-- Start of TEXT SECTION --
A Theatrical Ecstasy
Such an astonishing, literal transformation on stage—Dionysian, Maenadic, Bacchic—I had never witnessed until last Saturday, when I stood stunned before the exalted actress and poet Sissy Doutsiou. She portrayed the mythical insect—naked yet seemingly armoured in metal—while peeling away, one by one, the seven veils of Isis and dancing the frenzied dance of us all: the alienated workers who can no longer endure the charade, the waiting, the begging for money, for life itself.
We commit slow, everyday suicides—not like the romantic poet Karyotakis, with a bullet to the heart—but through a drawn-out agony. For others. But above all, for ourselves.
Yes. The show is that good!
While life outside smiles and the sun still shines, even into the deepest darkness of the soul. The Midnight Sun. The hymn of the initiated in the mysteries of Love and Death. A holy dread. Rarely do I find myself sighing deeply in a theatre seat. Rarely am I truly ecstatic. Most often I just shiver when something extraordinary—something that at first appears strange but is not—touches me.
Sissy Doutsiou is a phenomenon—self-destructive and meteoric, extreme and transitional. But she strikes the limbic. I first encountered her as a poet—passionate and relentless, excessive and unpredictable. An uncompromising yet deeply erotic lioness.
And now I witnessed a luminous, winged reptile rising from the base of her spine and crowning her head with seven cobra heads—one for each chakra of the awakened, furious kundalini. She is not a woman. She is a creator. A being reinventing herself within Kafka’s symbolic, restrained work—a work far more complex than we tend to believe.
-- End of TEXT SECTION --
-- Start of PROVIDED DATA --
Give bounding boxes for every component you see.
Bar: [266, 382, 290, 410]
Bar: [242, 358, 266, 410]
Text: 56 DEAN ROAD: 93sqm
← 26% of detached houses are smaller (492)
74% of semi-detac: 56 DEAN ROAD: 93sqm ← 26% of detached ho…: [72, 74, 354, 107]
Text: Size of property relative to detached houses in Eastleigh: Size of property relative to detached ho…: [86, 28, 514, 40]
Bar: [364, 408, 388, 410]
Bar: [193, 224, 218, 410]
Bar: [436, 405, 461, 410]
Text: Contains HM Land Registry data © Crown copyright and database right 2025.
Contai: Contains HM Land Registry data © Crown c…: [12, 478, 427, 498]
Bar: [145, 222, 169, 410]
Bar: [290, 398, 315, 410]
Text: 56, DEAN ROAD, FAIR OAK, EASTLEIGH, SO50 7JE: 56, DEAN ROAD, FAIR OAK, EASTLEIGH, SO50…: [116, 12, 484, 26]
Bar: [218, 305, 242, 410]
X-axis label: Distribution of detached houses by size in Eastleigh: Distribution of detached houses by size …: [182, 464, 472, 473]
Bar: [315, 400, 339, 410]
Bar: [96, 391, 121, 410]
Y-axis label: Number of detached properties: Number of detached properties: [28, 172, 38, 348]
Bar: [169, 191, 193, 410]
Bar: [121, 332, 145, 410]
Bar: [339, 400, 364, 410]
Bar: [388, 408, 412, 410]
-- End of PROVIDED DATA --
-- Start of PROVIDED DATA --
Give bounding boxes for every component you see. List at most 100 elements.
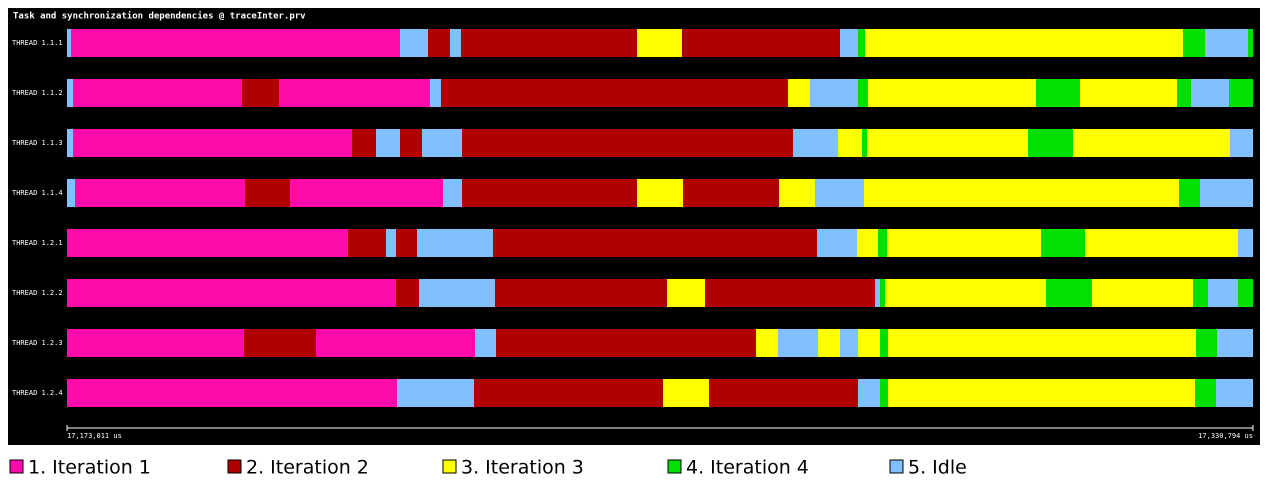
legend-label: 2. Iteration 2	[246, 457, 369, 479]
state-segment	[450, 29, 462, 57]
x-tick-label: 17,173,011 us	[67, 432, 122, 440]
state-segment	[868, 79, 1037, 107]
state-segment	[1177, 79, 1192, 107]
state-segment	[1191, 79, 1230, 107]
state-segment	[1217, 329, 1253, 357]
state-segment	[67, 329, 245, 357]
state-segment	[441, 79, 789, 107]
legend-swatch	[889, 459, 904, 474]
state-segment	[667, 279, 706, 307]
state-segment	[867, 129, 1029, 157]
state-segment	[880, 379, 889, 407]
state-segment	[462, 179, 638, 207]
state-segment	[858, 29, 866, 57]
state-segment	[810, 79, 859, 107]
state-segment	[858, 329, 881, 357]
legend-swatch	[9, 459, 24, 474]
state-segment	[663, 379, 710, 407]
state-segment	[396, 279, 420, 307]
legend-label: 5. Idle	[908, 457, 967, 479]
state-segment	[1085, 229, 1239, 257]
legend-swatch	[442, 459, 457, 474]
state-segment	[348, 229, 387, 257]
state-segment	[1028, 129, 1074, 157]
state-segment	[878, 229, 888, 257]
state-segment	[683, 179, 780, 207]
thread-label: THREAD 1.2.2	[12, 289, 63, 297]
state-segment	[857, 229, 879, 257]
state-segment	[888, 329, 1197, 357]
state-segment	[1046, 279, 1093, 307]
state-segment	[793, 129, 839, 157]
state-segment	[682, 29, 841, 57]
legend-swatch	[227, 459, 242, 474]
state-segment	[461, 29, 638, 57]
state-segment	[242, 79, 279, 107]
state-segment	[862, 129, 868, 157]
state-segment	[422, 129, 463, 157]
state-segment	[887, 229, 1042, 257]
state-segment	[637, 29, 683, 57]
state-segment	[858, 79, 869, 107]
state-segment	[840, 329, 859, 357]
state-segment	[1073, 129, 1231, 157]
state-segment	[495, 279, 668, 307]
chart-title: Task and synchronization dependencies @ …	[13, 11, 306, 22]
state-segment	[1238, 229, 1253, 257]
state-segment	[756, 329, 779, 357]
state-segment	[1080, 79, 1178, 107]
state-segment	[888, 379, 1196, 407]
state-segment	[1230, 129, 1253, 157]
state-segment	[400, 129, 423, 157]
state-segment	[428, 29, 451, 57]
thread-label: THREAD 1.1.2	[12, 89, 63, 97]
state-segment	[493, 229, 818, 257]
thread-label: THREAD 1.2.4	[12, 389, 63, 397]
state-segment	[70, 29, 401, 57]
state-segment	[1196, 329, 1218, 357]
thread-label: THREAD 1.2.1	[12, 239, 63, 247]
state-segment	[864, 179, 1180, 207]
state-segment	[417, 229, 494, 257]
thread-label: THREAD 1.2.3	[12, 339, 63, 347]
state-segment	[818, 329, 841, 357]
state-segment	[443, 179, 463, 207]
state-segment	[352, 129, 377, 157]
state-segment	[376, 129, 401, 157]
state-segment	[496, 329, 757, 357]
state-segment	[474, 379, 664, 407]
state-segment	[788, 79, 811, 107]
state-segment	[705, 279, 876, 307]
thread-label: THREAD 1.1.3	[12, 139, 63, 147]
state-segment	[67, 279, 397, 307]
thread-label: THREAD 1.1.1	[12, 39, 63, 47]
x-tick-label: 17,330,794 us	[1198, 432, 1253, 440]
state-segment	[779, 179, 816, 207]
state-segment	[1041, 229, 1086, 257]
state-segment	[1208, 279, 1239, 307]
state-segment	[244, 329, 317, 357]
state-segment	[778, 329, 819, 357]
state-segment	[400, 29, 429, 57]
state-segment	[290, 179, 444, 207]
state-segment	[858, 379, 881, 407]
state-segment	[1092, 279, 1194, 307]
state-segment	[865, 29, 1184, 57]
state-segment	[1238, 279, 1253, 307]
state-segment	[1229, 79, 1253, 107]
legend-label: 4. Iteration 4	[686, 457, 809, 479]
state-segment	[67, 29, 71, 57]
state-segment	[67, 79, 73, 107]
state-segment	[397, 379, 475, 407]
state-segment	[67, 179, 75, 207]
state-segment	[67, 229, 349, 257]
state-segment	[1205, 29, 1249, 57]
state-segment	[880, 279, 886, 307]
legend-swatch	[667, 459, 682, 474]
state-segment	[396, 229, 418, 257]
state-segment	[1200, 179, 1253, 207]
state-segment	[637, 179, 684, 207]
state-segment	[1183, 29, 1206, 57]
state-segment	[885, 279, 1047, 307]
-- End of PROVIDED DATA --
Transcribe everything in the theater review above, from "We commit slow, everyday" down to "deeply erotic lioness.".

» FULL RESPONSE
We commit slow, everyday suicides—not like the romantic poet Karyotakis, with a bullet to the heart—but through a drawn-out agony. For others. But above all, for ourselves.
Yes. The show is that good!
While life outside smiles and the sun still shines, even into the deepest darkness of the soul. The Midnight Sun. The hymn of the initiated in the mysteries of Love and Death. A holy dread. Rarely do I find myself sighing deeply in a theatre seat. Rarely am I truly ecstatic. Most often I just shiver when something extraordinary—something that at first appears strange but is not—touches me.
Sissy Doutsiou is a phenomenon—self-destructive and meteoric, extreme and transitional. But she strikes the limbic. I first encountered her as a poet—passionate and relentless, excessive and unpredictable. An uncompromising yet deeply erotic lioness.